> _Task to complete_: Retype the records that come next, word for word.

________

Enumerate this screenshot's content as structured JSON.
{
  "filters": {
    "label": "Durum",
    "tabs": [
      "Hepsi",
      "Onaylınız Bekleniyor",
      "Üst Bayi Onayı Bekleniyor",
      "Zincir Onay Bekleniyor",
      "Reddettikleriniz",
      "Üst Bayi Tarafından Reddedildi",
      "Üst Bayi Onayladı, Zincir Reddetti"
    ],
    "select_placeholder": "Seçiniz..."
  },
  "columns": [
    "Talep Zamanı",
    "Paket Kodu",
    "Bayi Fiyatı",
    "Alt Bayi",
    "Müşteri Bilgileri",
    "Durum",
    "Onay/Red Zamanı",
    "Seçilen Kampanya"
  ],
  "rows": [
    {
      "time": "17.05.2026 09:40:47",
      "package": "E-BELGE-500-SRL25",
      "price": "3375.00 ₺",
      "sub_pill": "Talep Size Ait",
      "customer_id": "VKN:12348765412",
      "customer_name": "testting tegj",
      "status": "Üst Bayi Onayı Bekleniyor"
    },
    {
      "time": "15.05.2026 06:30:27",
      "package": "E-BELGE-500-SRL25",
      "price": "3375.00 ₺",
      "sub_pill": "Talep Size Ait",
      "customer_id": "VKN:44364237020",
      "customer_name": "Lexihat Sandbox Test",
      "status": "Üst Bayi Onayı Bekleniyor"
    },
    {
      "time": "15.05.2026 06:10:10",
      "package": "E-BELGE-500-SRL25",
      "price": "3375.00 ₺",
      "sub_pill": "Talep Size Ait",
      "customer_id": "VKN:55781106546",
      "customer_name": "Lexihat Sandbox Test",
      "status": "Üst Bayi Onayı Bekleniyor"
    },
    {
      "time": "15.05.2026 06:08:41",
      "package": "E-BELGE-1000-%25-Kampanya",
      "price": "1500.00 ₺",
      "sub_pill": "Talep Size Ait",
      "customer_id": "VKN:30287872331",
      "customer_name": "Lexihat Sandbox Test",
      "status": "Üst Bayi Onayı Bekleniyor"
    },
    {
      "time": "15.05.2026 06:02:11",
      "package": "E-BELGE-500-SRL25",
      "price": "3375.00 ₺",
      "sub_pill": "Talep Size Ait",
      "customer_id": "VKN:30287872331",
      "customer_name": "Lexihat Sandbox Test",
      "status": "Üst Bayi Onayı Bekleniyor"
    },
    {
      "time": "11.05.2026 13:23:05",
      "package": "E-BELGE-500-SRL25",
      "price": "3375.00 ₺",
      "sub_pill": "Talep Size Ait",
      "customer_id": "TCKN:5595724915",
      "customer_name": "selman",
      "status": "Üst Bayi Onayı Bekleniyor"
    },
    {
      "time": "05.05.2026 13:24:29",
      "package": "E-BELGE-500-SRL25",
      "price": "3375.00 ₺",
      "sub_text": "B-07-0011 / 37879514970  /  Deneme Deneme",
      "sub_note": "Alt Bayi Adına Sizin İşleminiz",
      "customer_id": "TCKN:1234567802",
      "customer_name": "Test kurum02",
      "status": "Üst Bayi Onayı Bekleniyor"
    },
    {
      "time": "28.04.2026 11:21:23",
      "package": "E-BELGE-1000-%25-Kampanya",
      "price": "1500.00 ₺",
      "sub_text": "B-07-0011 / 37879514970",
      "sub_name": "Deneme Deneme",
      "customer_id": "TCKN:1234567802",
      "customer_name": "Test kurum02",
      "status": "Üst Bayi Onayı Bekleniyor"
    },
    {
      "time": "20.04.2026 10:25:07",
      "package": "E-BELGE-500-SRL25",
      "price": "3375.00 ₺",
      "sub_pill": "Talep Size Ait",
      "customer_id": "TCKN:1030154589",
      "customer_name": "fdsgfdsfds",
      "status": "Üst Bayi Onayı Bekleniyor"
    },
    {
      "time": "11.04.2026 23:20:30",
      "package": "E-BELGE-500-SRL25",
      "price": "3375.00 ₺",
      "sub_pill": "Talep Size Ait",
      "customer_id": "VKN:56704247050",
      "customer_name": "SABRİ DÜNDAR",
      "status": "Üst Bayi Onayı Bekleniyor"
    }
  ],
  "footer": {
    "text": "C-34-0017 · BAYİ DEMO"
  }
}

________

> _Solution for this task_:
Enumerate this screenshot's content as structured JSON.
{
  "filters": {
    "label": "Durum",
    "tabs": [
      "Hepsi",
      "Onaylınız Bekleniyor",
      "Üst Bayi Onayı Bekleniyor",
      "Zincir Onay Bekleniyor",
      "Reddettikleriniz",
      "Üst Bayi Tarafından Reddedildi",
      "Üst Bayi Onayladı, Zincir Reddetti"
    ],
    "select_placeholder": "Seçiniz..."
  },
  "columns": [
    "Talep Zamanı",
    "Paket Kodu",
    "Bayi Fiyatı",
    "Alt Bayi",
    "Müşteri Bilgileri",
    "Durum",
    "Onay/Red Zamanı",
    "Seçilen Kampanya"
  ],
  "rows": [
    {
      "time": "17.05.2026 09:40:47",
      "package": "E-BELGE-500-SRL25",
      "price": "3375.00 ₺",
      "sub_pill": "Talep Size Ait",
      "customer_id": "VKN:12348765412",
      "customer_name": "testting tegj",
      "status": "Üst Bayi Onayı Bekleniyor"
    },
    {
      "time": "15.05.2026 06:30:27",
      "package": "E-BELGE-500-SRL25",
      "price": "3375.00 ₺",
      "sub_pill": "Talep Size Ait",
      "customer_id": "VKN:44364237020",
      "customer_name": "Lexihat Sandbox Test",
      "status": "Üst Bayi Onayı Bekleniyor"
    },
    {
      "time": "15.05.2026 06:10:10",
      "package": "E-BELGE-500-SRL25",
      "price": "3375.00 ₺",
      "sub_pill": "Talep Size Ait",
      "customer_id": "VKN:55781106546",
      "customer_name": "Lexihat Sandbox Test",
      "status": "Üst Bayi Onayı Bekleniyor"
    },
    {
      "time": "15.05.2026 06:08:41",
      "package": "E-BELGE-1000-%25-Kampanya",
      "price": "1500.00 ₺",
      "sub_pill": "Talep Size Ait",
      "customer_id": "VKN:30287872331",
      "customer_name": "Lexihat Sandbox Test",
      "status": "Üst Bayi Onayı Bekleniyor"
    },
    {
      "time": "15.05.2026 06:02:11",
      "package": "E-BELGE-500-SRL25",
      "price": "3375.00 ₺",
      "sub_pill": "Talep Size Ait",
      "customer_id": "VKN:30287872331",
      "customer_name": "Lexihat Sandbox Test",
      "status": "Üst Bayi Onayı Bekleniyor"
    },
    {
      "time": "11.05.2026 13:23:05",
      "package": "E-BELGE-500-SRL25",
      "price": "3375.00 ₺",
      "sub_pill": "Talep Size Ait",
      "customer_id": "TCKN:5595724915",
      "customer_name": "selman",
      "status": "Üst Bayi Onayı Bekleniyor"
    },
    {
      "time": "05.05.2026 13:24:29",
      "package": "E-BELGE-500-SRL25",
      "price": "3375.00 ₺",
      "sub_text": "B-07-0011 / 37879514970  /  Deneme Deneme",
      "sub_note": "Alt Bayi Adına Sizin İşleminiz",
      "customer_id": "TCKN:1234567802",
      "customer_name": "Test kurum02",
      "status": "Üst Bayi Onayı Bekleniyor"
    },
    {
      "time": "28.04.2026 11:21:23",
      "package": "E-BELGE-1000-%25-Kampanya",
      "price": "1500.00 ₺",
      "sub_text": "B-07-0011 / 37879514970",
      "sub_name": "Deneme Deneme",
      "customer_id": "TCKN:1234567802",
      "customer_name": "Test kurum02",
      "status": "Üst Bayi Onayı Bekleniyor"
    },
    {
      "time": "20.04.2026 10:25:07",
      "package": "E-BELGE-500-SRL25",
      "price": "3375.00 ₺",
      "sub_pill": "Talep Size Ait",
      "customer_id": "TCKN:1030154589",
      "customer_name": "fdsgfdsfds",
      "status": "Üst Bayi Onayı Bekleniyor"
    },
    {
      "time": "11.04.2026 23:20:30",
      "package": "E-BELGE-500-SRL25",
      "price": "3375.00 ₺",
      "sub_pill": "Talep Size Ait",
      "customer_id": "VKN:56704247050",
      "customer_name": "SABRİ DÜNDAR",
      "status": "Üst Bayi Onayı Bekleniyor"
    }
  ],
  "footer": {
    "text": "C-34-0017 · BAYİ DEMO"
  }
}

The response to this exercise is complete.